**Task material**
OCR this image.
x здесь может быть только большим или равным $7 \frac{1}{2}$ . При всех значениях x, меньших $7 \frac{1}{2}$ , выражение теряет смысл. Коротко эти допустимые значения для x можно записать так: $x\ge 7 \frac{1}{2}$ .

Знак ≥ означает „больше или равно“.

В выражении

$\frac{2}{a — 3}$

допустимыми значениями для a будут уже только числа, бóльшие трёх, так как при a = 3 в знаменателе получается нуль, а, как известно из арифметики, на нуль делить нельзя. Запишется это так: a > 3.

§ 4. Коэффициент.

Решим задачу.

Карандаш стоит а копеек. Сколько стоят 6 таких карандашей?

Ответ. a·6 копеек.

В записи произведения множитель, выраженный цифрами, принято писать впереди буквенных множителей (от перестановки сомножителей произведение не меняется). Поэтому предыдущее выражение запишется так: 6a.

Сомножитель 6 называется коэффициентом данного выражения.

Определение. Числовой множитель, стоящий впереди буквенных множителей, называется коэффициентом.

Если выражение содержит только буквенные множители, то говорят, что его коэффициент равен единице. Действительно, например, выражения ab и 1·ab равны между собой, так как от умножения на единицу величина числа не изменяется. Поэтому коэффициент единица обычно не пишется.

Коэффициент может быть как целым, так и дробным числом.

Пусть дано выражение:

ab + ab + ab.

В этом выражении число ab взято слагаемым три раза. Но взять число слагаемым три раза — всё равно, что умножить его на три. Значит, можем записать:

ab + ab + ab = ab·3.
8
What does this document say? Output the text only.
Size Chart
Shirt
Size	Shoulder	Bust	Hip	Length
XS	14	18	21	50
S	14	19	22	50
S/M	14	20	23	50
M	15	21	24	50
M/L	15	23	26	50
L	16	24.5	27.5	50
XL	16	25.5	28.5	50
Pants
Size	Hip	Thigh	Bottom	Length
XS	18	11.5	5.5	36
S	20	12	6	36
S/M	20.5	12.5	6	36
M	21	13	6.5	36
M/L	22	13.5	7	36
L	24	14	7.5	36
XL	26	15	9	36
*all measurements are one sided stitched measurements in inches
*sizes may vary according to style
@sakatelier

**Short task**
Using the listing above, retype each line exactly.

**Response to this task**
OCR this image.
x здесь может быть только большим или равным $7 \frac{1}{2}$ . При всех значениях x, меньших $7 \frac{1}{2}$ , выражение теряет смысл. Коротко эти допустимые значения для x можно записать так: $x\ge 7 \frac{1}{2}$ .

Знак ≥ означает „больше или равно“.

В выражении

$\frac{2}{a — 3}$

допустимыми значениями для a будут уже только числа, бóльшие трёх, так как при a = 3 в знаменателе получается нуль, а, как известно из арифметики, на нуль делить нельзя. Запишется это так: a > 3.

§ 4. Коэффициент.

Решим задачу.

Карандаш стоит а копеек. Сколько стоят 6 таких карандашей?

Ответ. a·6 копеек.

В записи произведения множитель, выраженный цифрами, принято писать впереди буквенных множителей (от перестановки сомножителей произведение не меняется). Поэтому предыдущее выражение запишется так: 6a.

Сомножитель 6 называется коэффициентом данного выражения.

Определение. Числовой множитель, стоящий впереди буквенных множителей, называется коэффициентом.

Если выражение содержит только буквенные множители, то говорят, что его коэффициент равен единице. Действительно, например, выражения ab и 1·ab равны между собой, так как от умножения на единицу величина числа не изменяется. Поэтому коэффициент единица обычно не пишется.

Коэффициент может быть как целым, так и дробным числом.

Пусть дано выражение:

ab + ab + ab.

В этом выражении число ab взято слагаемым три раза. Но взять число слагаемым три раза — всё равно, что умножить его на три. Значит, можем записать:

ab + ab + ab = ab·3.
8
What does this document say? Output the text only.
Size Chart
Shirt
Size	Shoulder	Bust	Hip	Length
XS	14	18	21	50
S	14	19	22	50
S/M	14	20	23	50
M	15	21	24	50
M/L	15	23	26	50
L	16	24.5	27.5	50
XL	16	25.5	28.5	50
Pants
Size	Hip	Thigh	Bottom	Length
XS	18	11.5	5.5	36
S	20	12	6	36
S/M	20.5	12.5	6	36
M	21	13	6.5	36
M/L	22	13.5	7	36
L	24	14	7.5	36
XL	26	15	9	36
*all measurements are one sided stitched measurements in inches
*sizes may vary according to style
@sakatelier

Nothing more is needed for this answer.